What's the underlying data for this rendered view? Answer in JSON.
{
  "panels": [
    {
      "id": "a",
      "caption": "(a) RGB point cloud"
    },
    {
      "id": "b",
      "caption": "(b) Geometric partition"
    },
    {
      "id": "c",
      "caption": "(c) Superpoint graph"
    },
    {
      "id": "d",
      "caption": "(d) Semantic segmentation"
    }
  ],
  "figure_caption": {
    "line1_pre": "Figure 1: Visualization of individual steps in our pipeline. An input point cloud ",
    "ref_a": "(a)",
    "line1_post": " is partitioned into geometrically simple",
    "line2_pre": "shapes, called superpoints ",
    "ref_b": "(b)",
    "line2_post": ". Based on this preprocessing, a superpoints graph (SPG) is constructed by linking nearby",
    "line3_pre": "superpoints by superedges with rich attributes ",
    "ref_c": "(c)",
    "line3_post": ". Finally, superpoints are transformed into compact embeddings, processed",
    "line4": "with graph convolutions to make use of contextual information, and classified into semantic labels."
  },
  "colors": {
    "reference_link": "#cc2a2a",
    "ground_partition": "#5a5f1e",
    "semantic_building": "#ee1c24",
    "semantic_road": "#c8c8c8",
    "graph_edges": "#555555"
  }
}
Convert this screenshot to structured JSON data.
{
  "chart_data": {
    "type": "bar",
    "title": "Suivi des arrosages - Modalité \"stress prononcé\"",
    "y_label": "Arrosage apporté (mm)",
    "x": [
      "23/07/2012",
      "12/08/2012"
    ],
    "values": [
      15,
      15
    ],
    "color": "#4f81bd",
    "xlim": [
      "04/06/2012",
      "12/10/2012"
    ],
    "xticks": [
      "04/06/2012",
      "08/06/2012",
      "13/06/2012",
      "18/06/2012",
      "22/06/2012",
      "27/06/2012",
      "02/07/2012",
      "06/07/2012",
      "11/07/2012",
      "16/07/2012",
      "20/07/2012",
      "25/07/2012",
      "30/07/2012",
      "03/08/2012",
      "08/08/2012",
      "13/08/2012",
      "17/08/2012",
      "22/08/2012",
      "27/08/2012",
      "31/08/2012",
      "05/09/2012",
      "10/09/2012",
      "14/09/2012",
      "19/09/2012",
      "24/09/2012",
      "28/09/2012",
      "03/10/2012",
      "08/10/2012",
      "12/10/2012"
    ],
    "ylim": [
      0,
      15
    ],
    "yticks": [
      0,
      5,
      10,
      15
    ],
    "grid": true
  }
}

■ STATED GOAL
Copy every line above in which the string "cloud" shows up.

■ EXPECTED OUTPUT
      "caption": "(a) RGB point cloud"
    "line1_pre": "Figure 1: Visualization of individual steps in our pipeline. An input point cloud ",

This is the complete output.